PROBLEM DETAILS -
Please pick out and copy every line of the data below that contains the word "table".

----------

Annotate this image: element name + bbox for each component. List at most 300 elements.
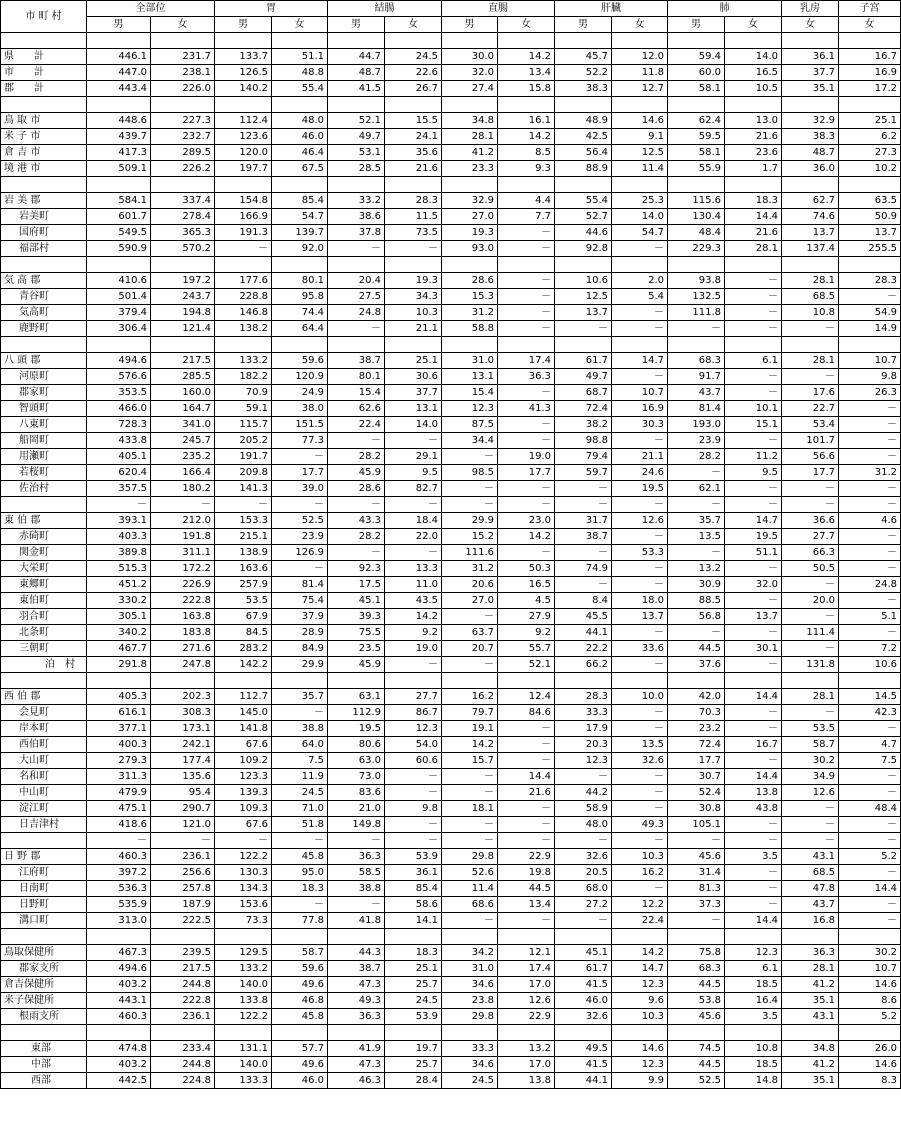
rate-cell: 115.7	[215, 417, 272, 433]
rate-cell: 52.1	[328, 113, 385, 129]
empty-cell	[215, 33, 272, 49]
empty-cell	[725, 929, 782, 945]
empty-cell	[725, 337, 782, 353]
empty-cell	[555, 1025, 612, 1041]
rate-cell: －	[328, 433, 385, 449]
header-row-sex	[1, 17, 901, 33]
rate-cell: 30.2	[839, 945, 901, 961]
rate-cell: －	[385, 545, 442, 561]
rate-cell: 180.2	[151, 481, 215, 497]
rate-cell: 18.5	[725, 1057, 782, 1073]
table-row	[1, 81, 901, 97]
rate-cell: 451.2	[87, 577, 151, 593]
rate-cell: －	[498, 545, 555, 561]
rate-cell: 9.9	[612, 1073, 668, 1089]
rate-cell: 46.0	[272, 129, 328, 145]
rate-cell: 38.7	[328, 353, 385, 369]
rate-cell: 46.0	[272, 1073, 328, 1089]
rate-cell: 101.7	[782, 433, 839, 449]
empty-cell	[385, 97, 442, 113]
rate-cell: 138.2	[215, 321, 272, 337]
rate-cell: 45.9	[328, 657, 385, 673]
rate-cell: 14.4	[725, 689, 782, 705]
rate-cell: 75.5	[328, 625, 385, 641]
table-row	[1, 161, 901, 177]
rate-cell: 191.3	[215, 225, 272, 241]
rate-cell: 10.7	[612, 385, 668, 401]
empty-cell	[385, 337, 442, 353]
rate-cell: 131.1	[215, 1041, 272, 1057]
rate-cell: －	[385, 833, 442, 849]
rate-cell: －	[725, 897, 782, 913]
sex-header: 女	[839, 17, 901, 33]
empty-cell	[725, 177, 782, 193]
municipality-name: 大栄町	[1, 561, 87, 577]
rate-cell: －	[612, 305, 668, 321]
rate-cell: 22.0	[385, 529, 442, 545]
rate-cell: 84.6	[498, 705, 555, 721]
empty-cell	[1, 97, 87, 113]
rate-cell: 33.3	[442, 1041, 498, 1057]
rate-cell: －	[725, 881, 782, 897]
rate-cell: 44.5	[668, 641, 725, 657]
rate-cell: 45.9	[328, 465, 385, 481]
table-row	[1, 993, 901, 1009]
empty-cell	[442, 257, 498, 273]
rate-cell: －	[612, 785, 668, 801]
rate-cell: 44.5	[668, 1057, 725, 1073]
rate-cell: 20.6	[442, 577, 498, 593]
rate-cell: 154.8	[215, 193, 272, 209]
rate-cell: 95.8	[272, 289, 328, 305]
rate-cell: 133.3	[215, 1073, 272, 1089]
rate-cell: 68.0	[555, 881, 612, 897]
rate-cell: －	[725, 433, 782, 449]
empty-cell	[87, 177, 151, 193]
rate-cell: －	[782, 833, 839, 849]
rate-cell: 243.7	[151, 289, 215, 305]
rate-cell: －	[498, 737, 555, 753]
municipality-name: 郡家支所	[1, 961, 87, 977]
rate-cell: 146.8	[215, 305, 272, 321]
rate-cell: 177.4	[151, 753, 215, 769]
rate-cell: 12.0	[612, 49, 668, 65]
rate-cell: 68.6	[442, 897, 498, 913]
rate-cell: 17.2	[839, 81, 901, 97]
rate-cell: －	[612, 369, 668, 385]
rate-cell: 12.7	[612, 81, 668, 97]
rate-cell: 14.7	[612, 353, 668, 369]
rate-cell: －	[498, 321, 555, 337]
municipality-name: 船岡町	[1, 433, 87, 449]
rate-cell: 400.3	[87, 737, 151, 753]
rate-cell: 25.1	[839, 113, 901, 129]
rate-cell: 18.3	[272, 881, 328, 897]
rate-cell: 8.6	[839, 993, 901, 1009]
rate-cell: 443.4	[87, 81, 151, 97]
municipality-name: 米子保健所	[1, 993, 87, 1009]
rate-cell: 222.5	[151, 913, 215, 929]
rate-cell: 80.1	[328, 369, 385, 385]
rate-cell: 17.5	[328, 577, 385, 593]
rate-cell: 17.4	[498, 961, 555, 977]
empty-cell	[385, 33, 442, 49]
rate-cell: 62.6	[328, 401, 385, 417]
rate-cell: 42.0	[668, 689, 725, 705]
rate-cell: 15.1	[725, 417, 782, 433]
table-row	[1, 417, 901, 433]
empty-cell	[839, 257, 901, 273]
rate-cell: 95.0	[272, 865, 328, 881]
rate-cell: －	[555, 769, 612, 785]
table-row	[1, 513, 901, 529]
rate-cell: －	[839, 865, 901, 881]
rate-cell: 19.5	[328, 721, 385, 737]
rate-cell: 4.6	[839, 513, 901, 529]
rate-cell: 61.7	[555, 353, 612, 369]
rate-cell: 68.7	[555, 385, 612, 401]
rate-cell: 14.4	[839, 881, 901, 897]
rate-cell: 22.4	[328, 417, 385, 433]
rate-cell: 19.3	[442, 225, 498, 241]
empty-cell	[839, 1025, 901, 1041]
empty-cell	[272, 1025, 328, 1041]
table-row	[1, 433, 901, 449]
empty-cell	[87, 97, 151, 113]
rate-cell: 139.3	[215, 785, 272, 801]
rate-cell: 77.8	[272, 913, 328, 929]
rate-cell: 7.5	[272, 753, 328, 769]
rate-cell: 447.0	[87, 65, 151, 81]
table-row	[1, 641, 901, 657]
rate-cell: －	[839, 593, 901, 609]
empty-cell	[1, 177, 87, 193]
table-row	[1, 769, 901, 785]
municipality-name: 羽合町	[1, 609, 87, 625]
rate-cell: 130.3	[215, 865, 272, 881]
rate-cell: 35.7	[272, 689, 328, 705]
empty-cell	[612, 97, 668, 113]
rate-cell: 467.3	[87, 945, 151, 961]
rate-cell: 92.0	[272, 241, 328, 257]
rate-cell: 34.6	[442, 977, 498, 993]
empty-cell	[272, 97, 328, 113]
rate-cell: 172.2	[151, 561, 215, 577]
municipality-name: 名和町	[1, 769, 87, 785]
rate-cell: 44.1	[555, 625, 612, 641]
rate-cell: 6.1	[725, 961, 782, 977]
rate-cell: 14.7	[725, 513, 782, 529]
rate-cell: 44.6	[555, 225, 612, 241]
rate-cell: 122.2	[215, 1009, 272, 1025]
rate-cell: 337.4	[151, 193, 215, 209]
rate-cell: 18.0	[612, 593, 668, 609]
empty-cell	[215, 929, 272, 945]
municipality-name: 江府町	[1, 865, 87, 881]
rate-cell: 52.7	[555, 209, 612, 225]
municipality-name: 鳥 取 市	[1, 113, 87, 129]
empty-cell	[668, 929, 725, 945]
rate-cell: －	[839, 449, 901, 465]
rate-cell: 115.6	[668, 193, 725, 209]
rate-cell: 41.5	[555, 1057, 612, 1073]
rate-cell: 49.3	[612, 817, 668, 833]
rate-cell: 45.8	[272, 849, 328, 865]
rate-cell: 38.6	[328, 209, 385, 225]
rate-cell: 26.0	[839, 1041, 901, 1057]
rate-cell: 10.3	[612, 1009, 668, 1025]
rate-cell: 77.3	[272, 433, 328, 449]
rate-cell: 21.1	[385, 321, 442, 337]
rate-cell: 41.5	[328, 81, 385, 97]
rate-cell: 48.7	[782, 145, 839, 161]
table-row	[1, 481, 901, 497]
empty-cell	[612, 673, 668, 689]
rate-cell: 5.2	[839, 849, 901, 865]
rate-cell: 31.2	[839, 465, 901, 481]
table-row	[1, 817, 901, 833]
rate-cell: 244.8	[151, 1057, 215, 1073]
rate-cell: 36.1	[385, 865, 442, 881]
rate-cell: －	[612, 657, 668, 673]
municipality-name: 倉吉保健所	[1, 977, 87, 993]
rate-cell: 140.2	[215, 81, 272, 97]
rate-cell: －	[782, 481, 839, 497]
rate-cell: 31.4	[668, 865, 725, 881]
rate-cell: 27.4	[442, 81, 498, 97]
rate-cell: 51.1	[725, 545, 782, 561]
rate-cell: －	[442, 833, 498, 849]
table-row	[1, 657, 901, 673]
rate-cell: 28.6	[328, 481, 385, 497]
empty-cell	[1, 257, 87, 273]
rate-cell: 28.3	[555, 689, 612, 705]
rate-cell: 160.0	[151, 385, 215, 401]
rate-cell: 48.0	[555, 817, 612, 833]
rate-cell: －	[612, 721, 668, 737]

----------

RESPONSE -
table-row	[1, 81, 901, 97]
table-row	[1, 161, 901, 177]
table-row	[1, 993, 901, 1009]
table-row	[1, 417, 901, 433]
table-row	[1, 513, 901, 529]
table-row	[1, 433, 901, 449]
table-row	[1, 641, 901, 657]
table-row	[1, 769, 901, 785]
table-row	[1, 481, 901, 497]
table-row	[1, 817, 901, 833]
table-row	[1, 657, 901, 673]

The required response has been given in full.